### Set problem
Update the listing starting at the line containing "Text: 57150: 57150 bbox=[93, 30, 126, 40]" and ending at the line containing "Circle shape bbox=[63, 33, 71, 44]", giving only those lines with "Circle shape" changed to "Ellipse shape" and everything else left as is.

### Data for the task
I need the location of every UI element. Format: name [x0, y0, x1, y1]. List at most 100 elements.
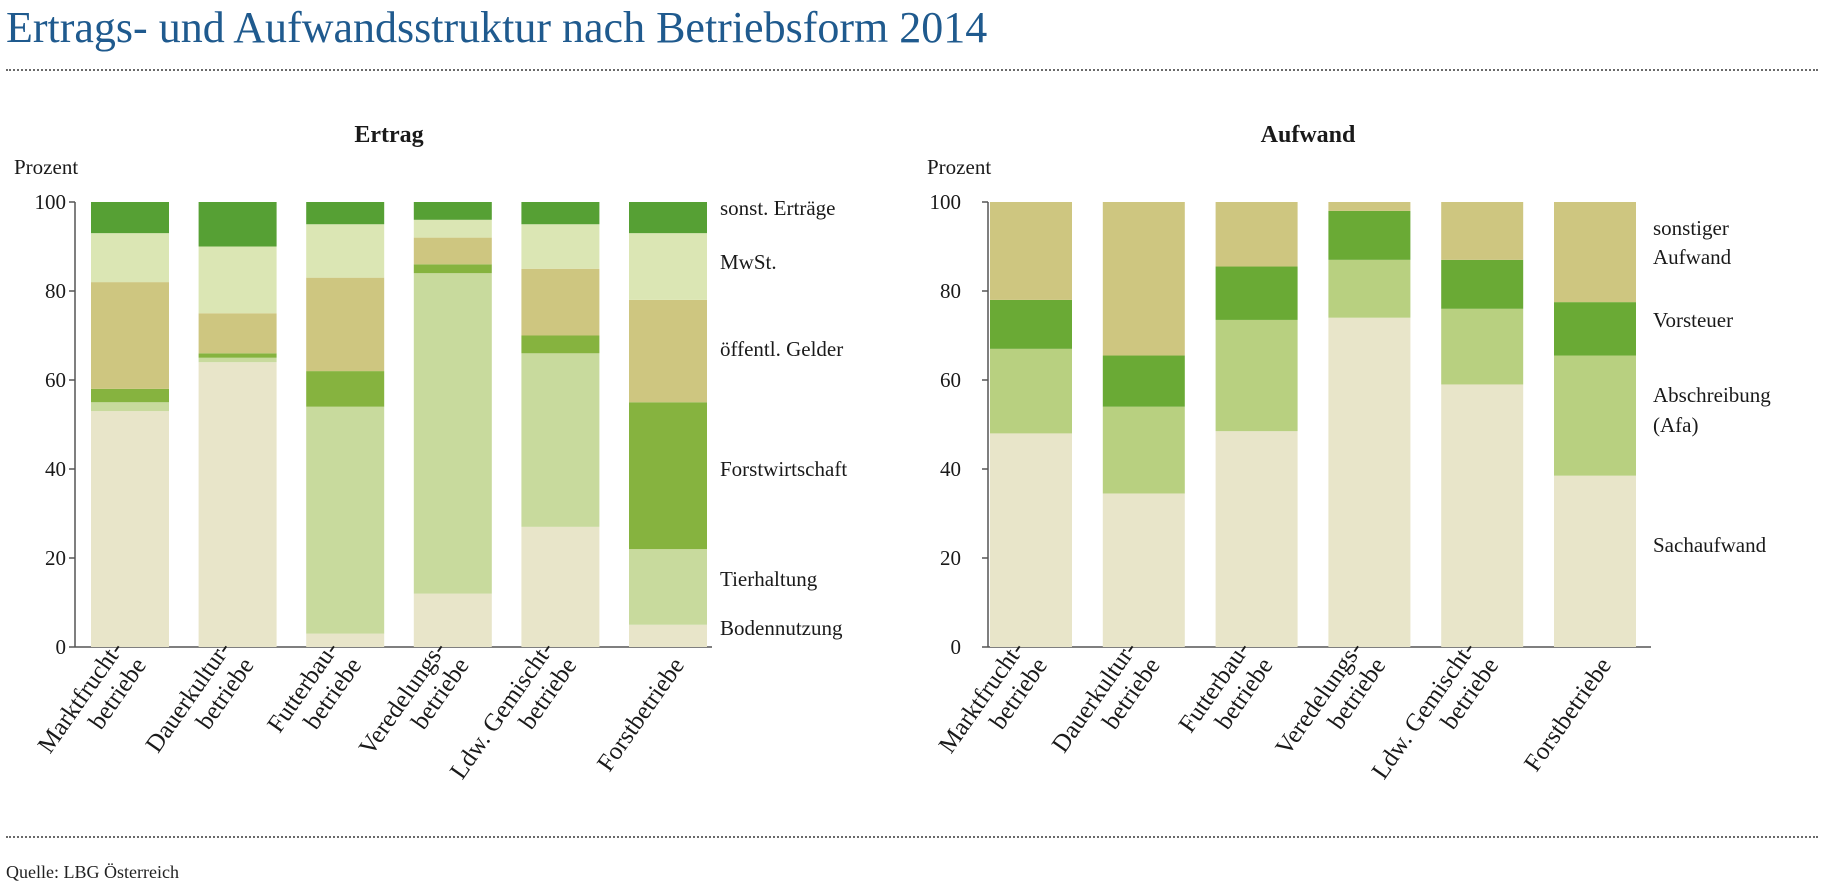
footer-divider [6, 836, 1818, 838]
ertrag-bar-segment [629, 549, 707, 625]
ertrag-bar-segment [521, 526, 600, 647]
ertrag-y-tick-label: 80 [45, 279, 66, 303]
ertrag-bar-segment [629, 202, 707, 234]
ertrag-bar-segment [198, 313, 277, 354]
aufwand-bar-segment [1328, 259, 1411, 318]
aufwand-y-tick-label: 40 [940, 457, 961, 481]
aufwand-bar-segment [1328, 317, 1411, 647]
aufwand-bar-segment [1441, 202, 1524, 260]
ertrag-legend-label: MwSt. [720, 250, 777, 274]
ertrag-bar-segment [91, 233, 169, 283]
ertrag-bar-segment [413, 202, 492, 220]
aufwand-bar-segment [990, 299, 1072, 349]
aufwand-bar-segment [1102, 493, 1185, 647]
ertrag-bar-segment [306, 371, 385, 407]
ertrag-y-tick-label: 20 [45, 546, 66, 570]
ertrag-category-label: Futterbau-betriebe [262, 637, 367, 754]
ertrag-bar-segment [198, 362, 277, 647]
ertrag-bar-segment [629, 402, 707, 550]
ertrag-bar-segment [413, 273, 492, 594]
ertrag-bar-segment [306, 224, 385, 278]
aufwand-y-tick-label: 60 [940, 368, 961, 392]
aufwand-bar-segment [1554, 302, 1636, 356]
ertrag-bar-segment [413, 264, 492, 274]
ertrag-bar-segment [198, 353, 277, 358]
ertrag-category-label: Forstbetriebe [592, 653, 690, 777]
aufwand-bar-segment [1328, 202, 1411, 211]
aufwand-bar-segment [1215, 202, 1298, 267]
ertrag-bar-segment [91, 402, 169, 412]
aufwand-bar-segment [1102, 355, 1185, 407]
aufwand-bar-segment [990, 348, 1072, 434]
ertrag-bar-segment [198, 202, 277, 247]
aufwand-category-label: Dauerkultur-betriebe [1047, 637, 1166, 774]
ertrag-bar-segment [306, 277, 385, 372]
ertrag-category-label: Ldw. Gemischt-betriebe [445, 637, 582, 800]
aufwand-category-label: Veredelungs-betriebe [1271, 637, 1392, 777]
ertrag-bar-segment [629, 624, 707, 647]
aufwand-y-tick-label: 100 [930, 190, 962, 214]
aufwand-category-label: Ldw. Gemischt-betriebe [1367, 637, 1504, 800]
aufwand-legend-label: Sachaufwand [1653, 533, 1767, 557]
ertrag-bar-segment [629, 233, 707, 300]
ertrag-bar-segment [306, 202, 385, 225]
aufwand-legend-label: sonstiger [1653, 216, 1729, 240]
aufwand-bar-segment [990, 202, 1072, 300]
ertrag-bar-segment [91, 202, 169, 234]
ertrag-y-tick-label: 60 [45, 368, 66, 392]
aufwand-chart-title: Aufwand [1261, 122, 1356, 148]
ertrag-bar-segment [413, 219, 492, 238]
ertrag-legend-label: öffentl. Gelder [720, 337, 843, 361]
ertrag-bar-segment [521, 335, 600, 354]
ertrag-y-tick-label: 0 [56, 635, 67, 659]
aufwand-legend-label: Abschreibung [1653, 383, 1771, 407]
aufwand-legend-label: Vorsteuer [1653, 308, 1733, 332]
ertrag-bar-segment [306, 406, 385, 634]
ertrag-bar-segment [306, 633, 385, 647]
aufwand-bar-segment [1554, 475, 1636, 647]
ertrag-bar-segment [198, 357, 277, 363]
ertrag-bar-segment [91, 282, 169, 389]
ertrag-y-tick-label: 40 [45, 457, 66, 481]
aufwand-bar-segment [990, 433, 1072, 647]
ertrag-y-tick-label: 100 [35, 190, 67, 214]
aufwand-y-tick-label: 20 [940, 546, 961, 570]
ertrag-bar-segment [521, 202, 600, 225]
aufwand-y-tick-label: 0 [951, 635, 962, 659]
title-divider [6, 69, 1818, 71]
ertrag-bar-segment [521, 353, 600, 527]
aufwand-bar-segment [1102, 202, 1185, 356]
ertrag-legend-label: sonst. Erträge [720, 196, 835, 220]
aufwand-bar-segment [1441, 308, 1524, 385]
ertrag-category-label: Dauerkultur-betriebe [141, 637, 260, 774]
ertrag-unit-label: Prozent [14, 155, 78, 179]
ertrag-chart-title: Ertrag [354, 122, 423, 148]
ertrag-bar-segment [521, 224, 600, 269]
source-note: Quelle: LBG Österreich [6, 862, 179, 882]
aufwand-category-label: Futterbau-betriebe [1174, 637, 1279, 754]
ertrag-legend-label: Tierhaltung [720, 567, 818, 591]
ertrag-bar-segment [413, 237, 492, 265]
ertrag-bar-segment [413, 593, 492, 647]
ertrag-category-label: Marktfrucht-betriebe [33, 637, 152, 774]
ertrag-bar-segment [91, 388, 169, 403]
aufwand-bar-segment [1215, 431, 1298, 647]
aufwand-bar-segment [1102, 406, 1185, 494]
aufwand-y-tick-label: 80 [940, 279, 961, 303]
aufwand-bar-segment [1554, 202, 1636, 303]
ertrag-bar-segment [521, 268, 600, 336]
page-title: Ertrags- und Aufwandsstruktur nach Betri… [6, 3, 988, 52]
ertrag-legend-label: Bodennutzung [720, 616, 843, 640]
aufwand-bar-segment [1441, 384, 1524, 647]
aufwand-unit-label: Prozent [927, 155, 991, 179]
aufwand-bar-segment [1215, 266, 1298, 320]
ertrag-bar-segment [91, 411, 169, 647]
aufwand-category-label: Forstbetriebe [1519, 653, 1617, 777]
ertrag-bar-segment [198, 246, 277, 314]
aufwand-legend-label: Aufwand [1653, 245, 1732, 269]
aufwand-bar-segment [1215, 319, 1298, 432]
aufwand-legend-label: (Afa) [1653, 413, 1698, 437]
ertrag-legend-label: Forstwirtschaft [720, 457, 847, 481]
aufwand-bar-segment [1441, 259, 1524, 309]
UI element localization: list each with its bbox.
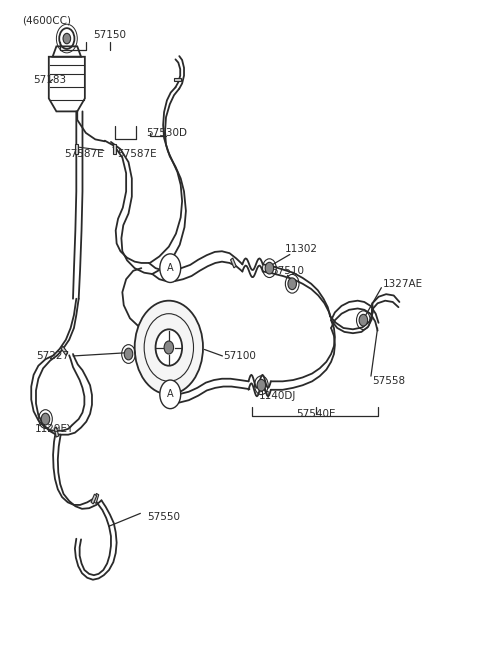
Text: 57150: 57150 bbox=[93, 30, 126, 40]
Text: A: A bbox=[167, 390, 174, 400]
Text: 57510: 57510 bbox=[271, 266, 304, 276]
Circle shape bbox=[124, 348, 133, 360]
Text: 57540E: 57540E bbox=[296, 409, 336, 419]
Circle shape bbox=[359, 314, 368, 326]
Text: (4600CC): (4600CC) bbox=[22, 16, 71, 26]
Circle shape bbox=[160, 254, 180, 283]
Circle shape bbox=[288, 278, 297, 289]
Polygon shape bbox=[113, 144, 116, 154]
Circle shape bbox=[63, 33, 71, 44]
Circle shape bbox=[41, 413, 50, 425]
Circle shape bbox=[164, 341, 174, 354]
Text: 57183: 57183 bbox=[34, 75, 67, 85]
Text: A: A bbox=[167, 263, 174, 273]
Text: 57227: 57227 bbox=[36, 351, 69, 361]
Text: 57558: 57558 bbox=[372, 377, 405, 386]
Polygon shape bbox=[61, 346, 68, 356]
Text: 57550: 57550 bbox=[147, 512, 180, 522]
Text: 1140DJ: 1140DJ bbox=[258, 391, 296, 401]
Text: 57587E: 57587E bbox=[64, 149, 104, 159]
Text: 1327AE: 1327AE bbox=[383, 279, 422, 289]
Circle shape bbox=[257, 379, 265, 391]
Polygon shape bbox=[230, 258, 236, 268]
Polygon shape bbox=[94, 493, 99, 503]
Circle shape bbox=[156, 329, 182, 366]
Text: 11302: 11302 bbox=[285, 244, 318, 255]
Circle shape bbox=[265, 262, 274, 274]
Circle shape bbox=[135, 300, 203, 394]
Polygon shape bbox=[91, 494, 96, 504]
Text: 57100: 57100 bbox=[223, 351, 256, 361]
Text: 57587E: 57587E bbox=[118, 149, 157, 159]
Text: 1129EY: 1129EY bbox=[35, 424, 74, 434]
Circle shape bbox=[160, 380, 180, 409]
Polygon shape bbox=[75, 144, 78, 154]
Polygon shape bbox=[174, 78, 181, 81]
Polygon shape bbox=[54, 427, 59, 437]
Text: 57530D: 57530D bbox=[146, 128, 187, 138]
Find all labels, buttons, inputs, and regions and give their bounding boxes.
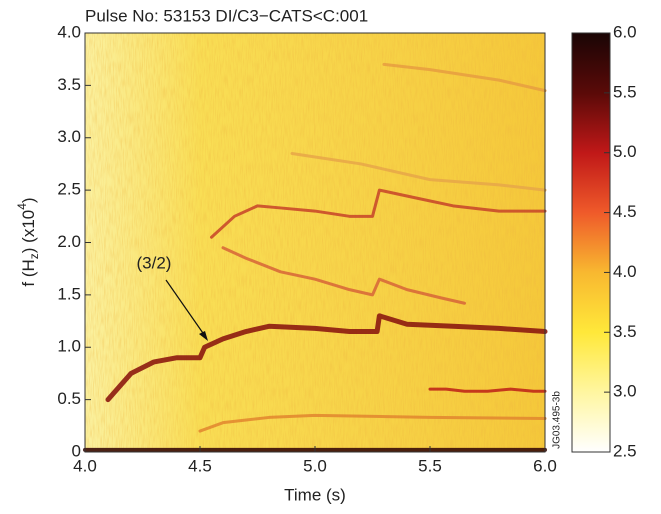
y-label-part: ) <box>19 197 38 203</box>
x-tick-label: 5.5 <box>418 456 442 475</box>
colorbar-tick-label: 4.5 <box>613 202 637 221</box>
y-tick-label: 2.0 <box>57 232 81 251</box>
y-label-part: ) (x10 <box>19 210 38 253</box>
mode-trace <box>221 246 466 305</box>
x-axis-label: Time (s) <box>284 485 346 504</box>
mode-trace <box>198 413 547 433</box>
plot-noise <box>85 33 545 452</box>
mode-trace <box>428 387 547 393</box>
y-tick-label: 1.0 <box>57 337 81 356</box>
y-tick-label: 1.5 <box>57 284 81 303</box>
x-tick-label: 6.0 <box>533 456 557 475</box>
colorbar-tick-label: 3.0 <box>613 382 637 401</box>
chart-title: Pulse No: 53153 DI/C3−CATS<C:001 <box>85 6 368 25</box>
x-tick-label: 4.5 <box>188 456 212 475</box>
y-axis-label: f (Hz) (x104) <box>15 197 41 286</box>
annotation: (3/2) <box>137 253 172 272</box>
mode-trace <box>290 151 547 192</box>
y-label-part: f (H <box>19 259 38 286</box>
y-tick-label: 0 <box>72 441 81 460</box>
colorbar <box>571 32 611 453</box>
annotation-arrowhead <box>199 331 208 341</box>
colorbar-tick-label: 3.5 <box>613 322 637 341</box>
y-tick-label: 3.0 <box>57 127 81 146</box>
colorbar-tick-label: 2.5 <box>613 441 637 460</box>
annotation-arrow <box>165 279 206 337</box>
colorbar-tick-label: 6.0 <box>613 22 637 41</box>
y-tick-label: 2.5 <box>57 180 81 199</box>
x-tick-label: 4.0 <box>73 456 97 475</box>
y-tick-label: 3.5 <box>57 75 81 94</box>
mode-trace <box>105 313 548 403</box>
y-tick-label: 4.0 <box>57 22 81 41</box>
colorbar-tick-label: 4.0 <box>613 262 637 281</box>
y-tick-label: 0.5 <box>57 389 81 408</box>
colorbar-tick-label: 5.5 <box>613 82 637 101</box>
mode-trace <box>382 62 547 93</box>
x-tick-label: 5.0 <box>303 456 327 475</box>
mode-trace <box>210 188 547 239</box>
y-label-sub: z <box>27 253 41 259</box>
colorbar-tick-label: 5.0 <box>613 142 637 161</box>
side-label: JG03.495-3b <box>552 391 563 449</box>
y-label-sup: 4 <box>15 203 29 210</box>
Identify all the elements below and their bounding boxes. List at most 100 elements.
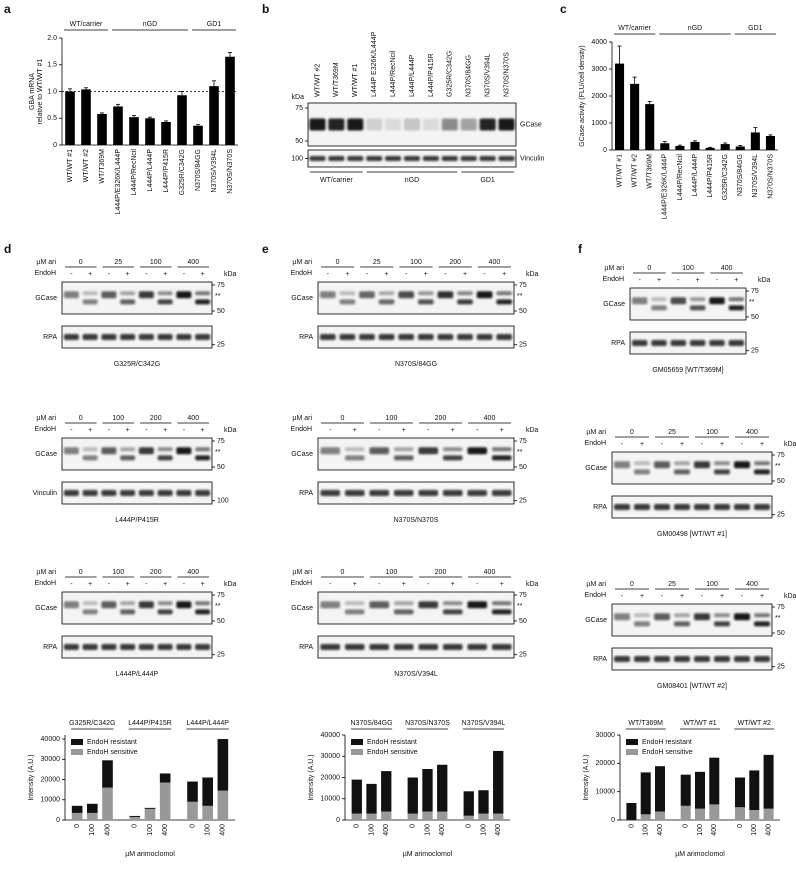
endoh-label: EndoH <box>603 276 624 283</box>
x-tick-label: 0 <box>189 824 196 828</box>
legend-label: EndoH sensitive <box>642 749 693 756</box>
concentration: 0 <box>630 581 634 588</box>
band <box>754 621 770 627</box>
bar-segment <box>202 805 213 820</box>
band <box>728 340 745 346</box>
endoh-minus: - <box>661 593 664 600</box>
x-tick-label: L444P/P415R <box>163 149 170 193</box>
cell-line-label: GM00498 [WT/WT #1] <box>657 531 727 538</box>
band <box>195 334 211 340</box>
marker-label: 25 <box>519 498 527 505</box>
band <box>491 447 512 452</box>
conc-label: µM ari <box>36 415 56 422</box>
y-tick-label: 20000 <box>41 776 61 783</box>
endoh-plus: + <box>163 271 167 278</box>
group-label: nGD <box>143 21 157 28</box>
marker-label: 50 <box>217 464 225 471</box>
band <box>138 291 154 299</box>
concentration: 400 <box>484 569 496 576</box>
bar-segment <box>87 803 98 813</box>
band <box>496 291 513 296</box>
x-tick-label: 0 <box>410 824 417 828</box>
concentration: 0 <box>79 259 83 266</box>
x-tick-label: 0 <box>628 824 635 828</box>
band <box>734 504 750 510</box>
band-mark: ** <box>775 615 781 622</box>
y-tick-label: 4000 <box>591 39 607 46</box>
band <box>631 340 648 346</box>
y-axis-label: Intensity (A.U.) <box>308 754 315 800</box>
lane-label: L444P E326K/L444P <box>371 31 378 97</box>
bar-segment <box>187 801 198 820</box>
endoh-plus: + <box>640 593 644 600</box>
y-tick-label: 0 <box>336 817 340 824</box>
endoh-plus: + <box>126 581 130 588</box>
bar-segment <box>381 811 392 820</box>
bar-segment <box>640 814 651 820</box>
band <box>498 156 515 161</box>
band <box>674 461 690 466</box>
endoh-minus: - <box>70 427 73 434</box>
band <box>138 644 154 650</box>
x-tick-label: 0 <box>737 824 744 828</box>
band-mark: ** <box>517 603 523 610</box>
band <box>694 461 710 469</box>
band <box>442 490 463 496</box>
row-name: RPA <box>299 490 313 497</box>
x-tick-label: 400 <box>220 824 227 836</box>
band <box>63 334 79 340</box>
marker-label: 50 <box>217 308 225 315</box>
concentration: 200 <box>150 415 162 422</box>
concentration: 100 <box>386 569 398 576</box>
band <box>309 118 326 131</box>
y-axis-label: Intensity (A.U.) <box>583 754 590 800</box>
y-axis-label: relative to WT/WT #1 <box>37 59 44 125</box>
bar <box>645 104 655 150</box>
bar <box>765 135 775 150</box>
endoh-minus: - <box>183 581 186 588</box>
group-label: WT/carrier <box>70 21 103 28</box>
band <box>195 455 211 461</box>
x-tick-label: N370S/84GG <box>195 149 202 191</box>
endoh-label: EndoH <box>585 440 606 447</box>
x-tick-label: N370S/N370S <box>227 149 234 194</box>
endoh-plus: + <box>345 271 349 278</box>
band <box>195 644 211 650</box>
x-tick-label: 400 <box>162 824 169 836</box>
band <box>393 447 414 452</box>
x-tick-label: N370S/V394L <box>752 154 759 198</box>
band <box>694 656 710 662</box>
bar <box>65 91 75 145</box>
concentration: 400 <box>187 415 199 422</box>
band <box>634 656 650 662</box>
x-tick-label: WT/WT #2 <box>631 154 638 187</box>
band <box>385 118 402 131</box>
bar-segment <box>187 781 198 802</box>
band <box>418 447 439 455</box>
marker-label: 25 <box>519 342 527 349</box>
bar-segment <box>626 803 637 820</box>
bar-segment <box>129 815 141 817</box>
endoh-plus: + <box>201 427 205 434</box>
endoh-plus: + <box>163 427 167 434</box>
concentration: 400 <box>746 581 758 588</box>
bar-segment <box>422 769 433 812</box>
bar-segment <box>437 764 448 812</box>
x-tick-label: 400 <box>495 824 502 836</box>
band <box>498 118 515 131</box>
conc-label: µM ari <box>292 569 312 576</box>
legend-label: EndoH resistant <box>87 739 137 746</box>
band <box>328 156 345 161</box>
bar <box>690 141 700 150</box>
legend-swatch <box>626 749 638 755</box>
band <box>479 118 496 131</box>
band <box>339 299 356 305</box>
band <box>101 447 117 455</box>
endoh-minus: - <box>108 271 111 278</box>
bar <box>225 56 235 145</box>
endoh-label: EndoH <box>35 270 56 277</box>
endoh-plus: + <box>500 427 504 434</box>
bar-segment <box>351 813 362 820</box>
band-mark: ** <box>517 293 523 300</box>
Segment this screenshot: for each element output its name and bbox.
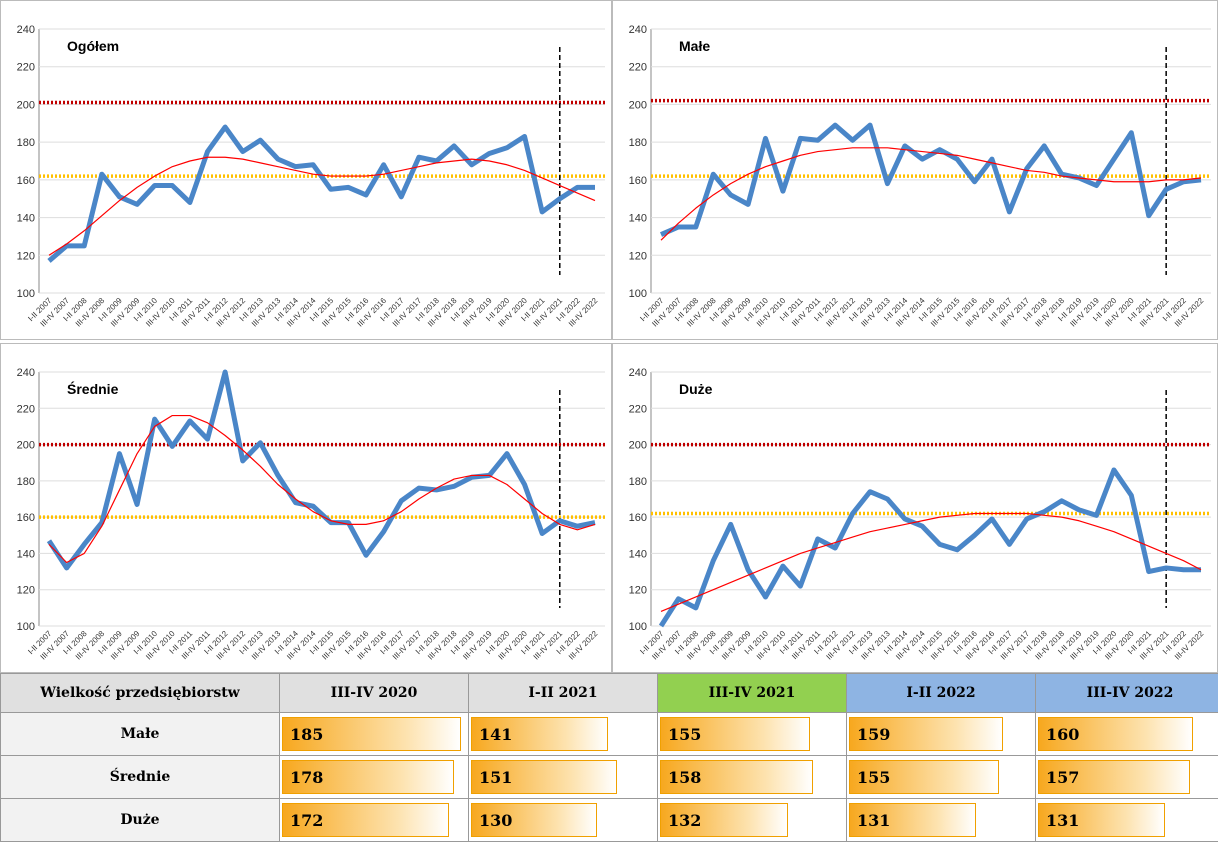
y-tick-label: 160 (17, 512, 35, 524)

### Written solution
Text: 57150: 57150 bbox=[93, 30, 126, 40]
Text: A: A bbox=[167, 390, 174, 400]
Text: 57510: 57510 bbox=[271, 266, 304, 276]
Ellipse shape bbox=[124, 348, 133, 360]
Text: 57540E: 57540E bbox=[296, 409, 336, 419]
Ellipse shape bbox=[359, 314, 368, 326]
Text: (4600CC): (4600CC) bbox=[22, 16, 71, 26]
Ellipse shape bbox=[160, 254, 180, 283]
Ellipse shape bbox=[288, 278, 297, 289]
Polygon shape bbox=[113, 144, 116, 154]
Ellipse shape bbox=[63, 33, 71, 44]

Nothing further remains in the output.